*Brief*
Keep only the lines where "name" appears.

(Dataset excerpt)
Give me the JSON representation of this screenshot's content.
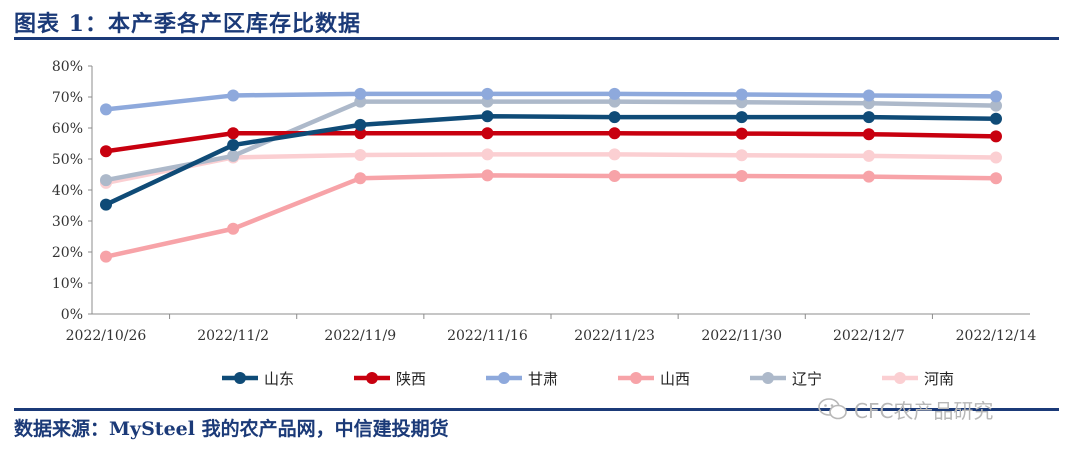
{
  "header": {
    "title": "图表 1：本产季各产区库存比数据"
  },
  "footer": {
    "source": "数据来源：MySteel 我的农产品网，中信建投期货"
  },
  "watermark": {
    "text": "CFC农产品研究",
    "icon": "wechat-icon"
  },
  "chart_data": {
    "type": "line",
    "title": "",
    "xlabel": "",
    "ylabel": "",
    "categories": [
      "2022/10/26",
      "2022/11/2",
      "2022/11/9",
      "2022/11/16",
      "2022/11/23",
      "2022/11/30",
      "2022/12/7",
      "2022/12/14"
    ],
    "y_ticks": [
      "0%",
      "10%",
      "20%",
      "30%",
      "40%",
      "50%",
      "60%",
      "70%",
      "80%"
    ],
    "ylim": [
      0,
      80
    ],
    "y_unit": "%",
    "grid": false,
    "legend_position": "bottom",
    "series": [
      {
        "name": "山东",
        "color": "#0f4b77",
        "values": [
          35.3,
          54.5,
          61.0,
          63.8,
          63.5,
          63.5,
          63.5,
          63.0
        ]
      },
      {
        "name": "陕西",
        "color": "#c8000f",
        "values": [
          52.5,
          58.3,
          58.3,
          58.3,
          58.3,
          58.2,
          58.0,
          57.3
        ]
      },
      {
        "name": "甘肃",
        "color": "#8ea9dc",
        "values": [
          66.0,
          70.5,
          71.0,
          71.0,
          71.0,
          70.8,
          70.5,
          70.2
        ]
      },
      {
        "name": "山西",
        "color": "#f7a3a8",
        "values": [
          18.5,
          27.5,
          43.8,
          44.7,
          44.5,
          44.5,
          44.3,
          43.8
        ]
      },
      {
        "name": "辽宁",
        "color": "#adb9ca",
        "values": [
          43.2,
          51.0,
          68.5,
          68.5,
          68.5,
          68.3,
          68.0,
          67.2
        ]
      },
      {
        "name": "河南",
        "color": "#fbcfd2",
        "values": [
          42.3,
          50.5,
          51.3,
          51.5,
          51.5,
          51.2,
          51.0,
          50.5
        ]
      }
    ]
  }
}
==
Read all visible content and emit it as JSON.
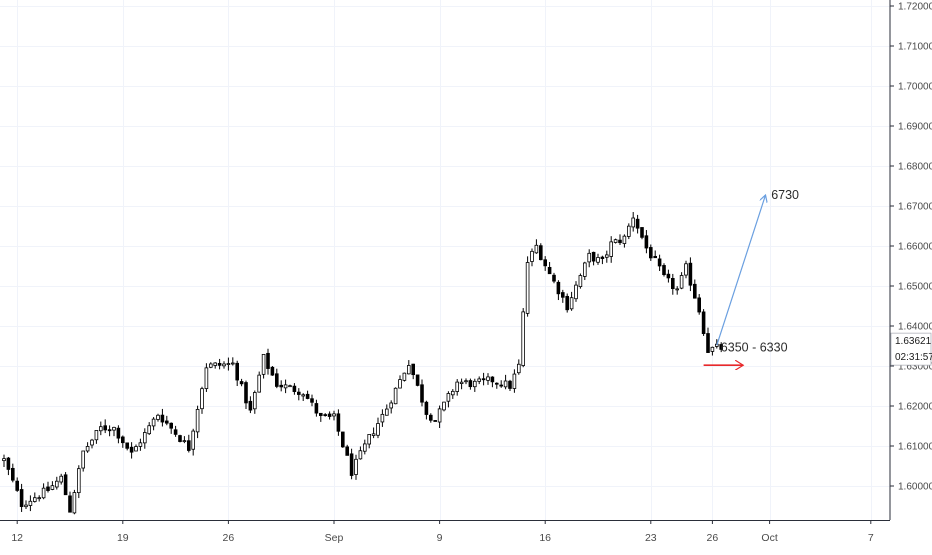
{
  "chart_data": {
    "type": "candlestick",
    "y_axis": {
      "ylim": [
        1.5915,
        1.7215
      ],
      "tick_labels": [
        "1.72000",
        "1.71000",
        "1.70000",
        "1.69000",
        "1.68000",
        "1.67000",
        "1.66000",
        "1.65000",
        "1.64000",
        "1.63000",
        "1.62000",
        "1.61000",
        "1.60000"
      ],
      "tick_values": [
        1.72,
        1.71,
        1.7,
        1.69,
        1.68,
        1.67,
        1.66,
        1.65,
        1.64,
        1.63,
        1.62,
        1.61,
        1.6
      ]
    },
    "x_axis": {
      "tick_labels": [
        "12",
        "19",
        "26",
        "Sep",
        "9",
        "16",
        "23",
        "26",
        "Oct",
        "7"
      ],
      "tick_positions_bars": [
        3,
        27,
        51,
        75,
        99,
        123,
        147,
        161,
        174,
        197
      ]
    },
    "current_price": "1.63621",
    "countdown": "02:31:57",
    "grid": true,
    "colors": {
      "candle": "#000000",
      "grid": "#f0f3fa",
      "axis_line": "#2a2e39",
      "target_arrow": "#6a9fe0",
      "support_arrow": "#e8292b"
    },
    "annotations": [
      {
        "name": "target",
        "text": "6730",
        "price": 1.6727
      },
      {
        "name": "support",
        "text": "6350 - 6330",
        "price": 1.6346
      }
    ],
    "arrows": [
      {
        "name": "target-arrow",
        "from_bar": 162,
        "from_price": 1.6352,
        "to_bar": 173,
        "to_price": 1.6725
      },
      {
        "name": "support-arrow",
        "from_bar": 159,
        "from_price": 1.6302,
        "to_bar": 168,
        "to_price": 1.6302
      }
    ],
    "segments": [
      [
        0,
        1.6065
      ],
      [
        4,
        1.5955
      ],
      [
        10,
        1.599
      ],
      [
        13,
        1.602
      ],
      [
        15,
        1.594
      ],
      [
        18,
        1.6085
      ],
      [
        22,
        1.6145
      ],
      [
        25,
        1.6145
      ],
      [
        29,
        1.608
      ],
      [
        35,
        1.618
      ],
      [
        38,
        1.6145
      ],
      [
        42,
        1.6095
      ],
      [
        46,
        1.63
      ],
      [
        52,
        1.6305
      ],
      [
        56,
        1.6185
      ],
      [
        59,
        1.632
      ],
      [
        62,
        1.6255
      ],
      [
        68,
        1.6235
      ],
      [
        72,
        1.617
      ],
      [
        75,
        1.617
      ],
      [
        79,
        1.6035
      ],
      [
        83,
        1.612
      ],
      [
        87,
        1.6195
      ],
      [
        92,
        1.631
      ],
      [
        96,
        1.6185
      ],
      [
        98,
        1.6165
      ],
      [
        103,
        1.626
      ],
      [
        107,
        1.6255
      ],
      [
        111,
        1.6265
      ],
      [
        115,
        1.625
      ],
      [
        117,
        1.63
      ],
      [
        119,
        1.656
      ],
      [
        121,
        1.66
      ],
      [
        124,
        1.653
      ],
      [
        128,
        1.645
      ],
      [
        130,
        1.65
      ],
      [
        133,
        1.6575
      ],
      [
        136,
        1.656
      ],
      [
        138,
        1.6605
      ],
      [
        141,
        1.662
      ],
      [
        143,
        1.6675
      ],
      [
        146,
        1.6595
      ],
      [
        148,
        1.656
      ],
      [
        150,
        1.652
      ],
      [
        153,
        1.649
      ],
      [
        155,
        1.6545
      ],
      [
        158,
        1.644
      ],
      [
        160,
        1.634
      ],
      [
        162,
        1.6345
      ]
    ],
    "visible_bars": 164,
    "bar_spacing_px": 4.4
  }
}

*Task result*
        "name": "山东",
        "name": "陕西",
        "name": "甘肃",
        "name": "山西",
        "name": "辽宁",
        "name": "河南",
        "name": "target",
        "name": "support",
        "name": "target-arrow",
        "name": "support-arrow",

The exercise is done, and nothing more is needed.